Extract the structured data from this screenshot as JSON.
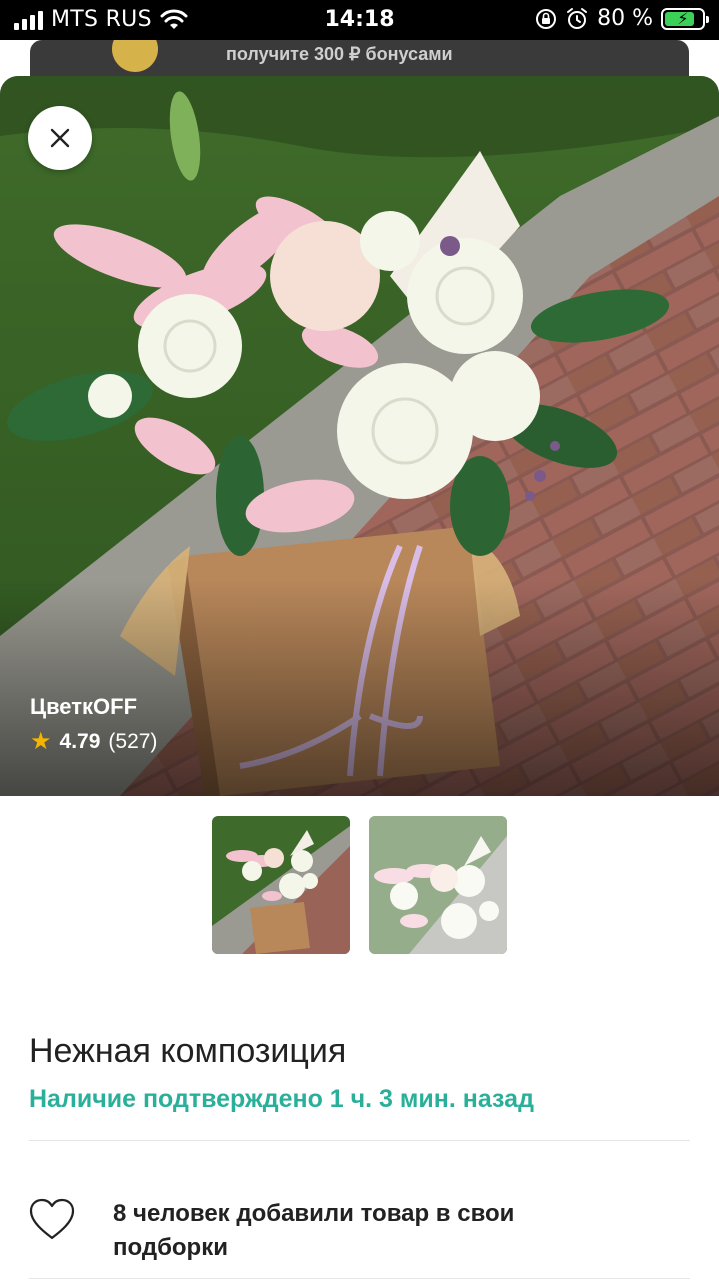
{
  "status_bar": {
    "carrier": "MTS RUS",
    "time": "14:18",
    "battery_percent": "80 %",
    "battery_level": 0.8
  },
  "banner": {
    "text": "получите 300 ₽ бонусами"
  },
  "hero": {
    "close_icon": "close-icon",
    "shop_name": "ЦветкOFF",
    "rating": "4.79",
    "reviews": "(527)"
  },
  "thumbnails": [
    {
      "name": "thumbnail-1",
      "selected": true
    },
    {
      "name": "thumbnail-2",
      "selected": false
    }
  ],
  "product": {
    "title": "Нежная композиция",
    "availability": "Наличие подтверждено 1 ч. 3 мин. назад",
    "favorites_text": "8 человек добавили товар в свои подборки"
  },
  "colors": {
    "accent_teal": "#2ab09a",
    "star": "#f4b400"
  }
}
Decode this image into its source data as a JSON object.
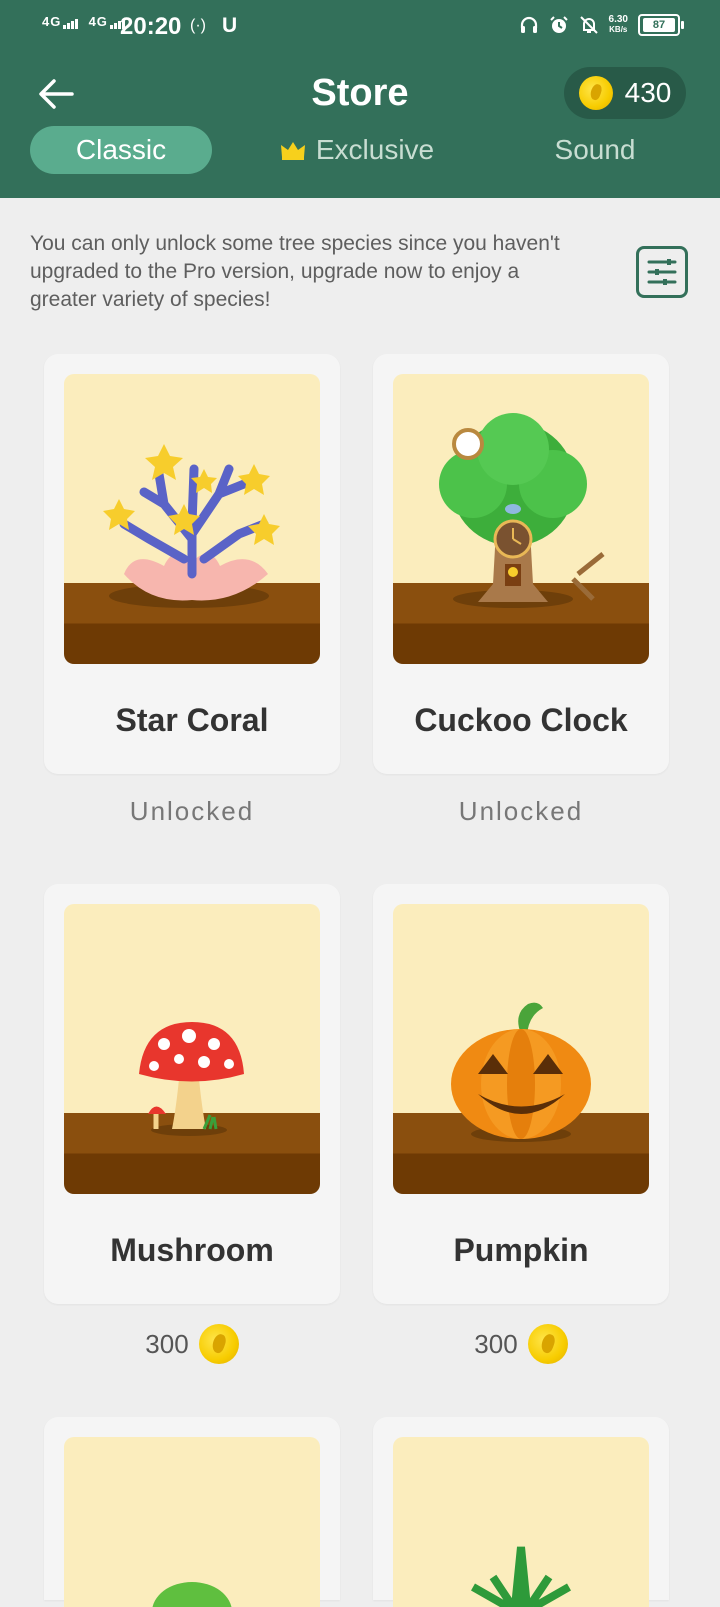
{
  "status_bar": {
    "network_1": "4G",
    "network_2": "4G",
    "time": "20:20",
    "hotspot": "(·)",
    "carrier_icon": "U",
    "speed_value": "6.30",
    "speed_unit": "KB/s",
    "battery": "87"
  },
  "header": {
    "title": "Store",
    "coins": "430"
  },
  "tabs": [
    {
      "label": "Classic",
      "active": true
    },
    {
      "label": "Exclusive",
      "active": false,
      "icon": "crown-icon"
    },
    {
      "label": "Sound",
      "active": false
    }
  ],
  "notice": "You can only unlock some tree species since you haven't upgraded to the Pro version, upgrade now to enjoy a greater variety of species!",
  "items": [
    {
      "name": "Star Coral",
      "status": "Unlocked"
    },
    {
      "name": "Cuckoo Clock",
      "status": "Unlocked"
    },
    {
      "name": "Mushroom",
      "price": "300"
    },
    {
      "name": "Pumpkin",
      "price": "300"
    }
  ],
  "colors": {
    "header_bg": "#33705a",
    "tab_active_bg": "#5aac8e",
    "page_bg": "#eeeeee",
    "card_bg": "#f5f5f5"
  }
}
******
The problem
The data above needs to be retyped exactly, with the images left out.

Answer to this exercise
Extract the structured data from this screenshot as JSON.
{
  "status_bar": {
    "carrier": "MTS RUS",
    "time": "14:18",
    "battery_percent": "80 %",
    "battery_level": 0.8
  },
  "banner": {
    "text": "получите 300 ₽ бонусами"
  },
  "hero": {
    "close_icon": "close-icon",
    "shop_name": "ЦветкOFF",
    "rating": "4.79",
    "reviews": "(527)"
  },
  "thumbnails": [
    {
      "name": "thumbnail-1",
      "selected": true
    },
    {
      "name": "thumbnail-2",
      "selected": false
    }
  ],
  "product": {
    "title": "Нежная композиция",
    "availability": "Наличие подтверждено 1 ч. 3 мин. назад",
    "favorites_text": "8 человек добавили товар в свои подборки"
  },
  "colors": {
    "accent_teal": "#2ab09a",
    "star": "#f4b400"
  }
}
Decode this image into its source data as a JSON object.
{
  "status_bar": {
    "network_1": "4G",
    "network_2": "4G",
    "time": "20:20",
    "hotspot": "(·)",
    "carrier_icon": "U",
    "speed_value": "6.30",
    "speed_unit": "KB/s",
    "battery": "87"
  },
  "header": {
    "title": "Store",
    "coins": "430"
  },
  "tabs": [
    {
      "label": "Classic",
      "active": true
    },
    {
      "label": "Exclusive",
      "active": false,
      "icon": "crown-icon"
    },
    {
      "label": "Sound",
      "active": false
    }
  ],
  "notice": "You can only unlock some tree species since you haven't upgraded to the Pro version, upgrade now to enjoy a greater variety of species!",
  "items": [
    {
      "name": "Star Coral",
      "status": "Unlocked"
    },
    {
      "name": "Cuckoo Clock",
      "status": "Unlocked"
    },
    {
      "name": "Mushroom",
      "price": "300"
    },
    {
      "name": "Pumpkin",
      "price": "300"
    }
  ],
  "colors": {
    "header_bg": "#33705a",
    "tab_active_bg": "#5aac8e",
    "page_bg": "#eeeeee",
    "card_bg": "#f5f5f5"
  }
}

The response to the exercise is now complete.